▸ To be done
Look through the data below. Collect every line where the word "Belege" occurs.

▸ Collected data entries
━━━━━━━━━━

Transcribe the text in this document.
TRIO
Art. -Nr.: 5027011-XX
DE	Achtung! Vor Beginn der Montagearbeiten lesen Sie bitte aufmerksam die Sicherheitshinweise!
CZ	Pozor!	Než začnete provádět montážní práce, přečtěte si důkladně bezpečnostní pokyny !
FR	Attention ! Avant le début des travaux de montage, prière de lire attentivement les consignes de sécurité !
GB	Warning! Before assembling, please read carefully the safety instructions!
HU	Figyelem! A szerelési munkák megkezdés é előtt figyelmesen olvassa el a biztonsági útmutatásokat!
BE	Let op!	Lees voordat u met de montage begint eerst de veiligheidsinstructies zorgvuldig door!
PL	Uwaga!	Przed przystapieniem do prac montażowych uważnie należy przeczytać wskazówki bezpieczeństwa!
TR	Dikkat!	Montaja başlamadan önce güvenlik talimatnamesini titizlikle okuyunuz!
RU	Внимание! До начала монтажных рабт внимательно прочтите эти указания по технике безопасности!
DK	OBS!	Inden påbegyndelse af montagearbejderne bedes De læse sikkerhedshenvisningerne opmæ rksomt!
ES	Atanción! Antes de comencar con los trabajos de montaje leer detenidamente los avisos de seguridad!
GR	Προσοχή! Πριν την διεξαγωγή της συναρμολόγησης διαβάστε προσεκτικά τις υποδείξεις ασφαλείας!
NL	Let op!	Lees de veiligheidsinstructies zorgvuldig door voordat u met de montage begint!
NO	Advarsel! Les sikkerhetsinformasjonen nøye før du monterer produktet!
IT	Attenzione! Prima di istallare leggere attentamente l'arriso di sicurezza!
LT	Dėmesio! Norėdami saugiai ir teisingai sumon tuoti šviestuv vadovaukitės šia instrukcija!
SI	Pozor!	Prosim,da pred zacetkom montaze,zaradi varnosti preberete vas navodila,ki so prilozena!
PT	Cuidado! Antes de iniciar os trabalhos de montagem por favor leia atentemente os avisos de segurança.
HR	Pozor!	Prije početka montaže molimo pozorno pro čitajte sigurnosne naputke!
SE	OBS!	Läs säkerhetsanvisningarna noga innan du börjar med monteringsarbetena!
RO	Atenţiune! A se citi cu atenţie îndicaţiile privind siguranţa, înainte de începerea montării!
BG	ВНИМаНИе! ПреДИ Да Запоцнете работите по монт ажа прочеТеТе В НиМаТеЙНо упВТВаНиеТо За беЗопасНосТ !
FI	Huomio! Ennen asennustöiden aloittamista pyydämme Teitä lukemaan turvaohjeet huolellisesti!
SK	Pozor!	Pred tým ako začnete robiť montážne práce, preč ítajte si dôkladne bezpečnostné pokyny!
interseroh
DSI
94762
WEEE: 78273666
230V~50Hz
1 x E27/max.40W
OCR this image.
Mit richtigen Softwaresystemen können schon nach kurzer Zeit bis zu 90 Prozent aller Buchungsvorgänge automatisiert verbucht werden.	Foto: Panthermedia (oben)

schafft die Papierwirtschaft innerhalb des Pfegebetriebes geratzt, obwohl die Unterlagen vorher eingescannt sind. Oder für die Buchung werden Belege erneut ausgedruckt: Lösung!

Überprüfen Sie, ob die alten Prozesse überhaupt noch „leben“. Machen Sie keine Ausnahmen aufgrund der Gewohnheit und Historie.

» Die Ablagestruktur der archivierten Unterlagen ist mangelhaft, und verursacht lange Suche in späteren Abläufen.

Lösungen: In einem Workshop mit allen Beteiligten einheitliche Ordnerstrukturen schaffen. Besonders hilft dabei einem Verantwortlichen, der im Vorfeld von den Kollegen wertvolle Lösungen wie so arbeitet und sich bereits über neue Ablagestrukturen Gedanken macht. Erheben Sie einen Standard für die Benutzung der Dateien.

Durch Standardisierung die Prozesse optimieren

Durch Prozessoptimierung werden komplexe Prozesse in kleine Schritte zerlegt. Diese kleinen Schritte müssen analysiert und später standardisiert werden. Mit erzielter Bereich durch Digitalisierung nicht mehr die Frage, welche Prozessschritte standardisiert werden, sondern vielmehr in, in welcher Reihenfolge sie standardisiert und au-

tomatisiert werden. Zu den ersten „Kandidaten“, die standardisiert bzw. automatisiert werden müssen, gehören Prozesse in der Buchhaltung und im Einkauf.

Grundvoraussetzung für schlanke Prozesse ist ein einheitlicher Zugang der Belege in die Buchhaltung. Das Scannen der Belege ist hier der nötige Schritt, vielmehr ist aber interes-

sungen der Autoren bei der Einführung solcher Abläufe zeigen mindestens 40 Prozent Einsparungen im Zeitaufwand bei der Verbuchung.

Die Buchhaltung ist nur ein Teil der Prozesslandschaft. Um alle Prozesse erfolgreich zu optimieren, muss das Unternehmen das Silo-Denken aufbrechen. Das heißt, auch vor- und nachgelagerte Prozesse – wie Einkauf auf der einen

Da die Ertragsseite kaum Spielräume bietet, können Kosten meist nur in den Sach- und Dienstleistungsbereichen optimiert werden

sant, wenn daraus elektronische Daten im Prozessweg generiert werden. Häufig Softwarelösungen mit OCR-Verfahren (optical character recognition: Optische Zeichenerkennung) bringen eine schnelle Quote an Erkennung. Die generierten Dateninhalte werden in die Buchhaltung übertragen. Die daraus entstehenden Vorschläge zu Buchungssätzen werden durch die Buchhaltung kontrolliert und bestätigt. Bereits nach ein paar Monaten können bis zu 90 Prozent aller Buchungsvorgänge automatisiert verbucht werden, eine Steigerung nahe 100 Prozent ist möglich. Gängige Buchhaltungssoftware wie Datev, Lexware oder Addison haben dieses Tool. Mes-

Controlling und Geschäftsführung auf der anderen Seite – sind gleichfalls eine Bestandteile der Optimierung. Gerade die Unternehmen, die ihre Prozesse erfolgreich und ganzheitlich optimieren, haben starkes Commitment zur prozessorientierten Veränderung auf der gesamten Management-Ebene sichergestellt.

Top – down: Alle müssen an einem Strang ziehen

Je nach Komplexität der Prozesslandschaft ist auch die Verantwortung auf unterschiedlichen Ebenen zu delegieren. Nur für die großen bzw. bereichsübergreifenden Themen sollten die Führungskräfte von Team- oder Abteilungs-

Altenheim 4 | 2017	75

━━━━━━━━━━

▸ Solution to the problem
schafft die Papierwirtschaft innerhalb des Pfegebetriebes geratzt, obwohl die Unterlagen vorher eingescannt sind. Oder für die Buchung werden Belege erneut ausgedruckt: Lösung!
Grundvoraussetzung für schlanke Prozesse ist ein einheitlicher Zugang der Belege in die Buchhaltung. Das Scannen der Belege ist hier der nötige Schritt, vielmehr ist aber interes-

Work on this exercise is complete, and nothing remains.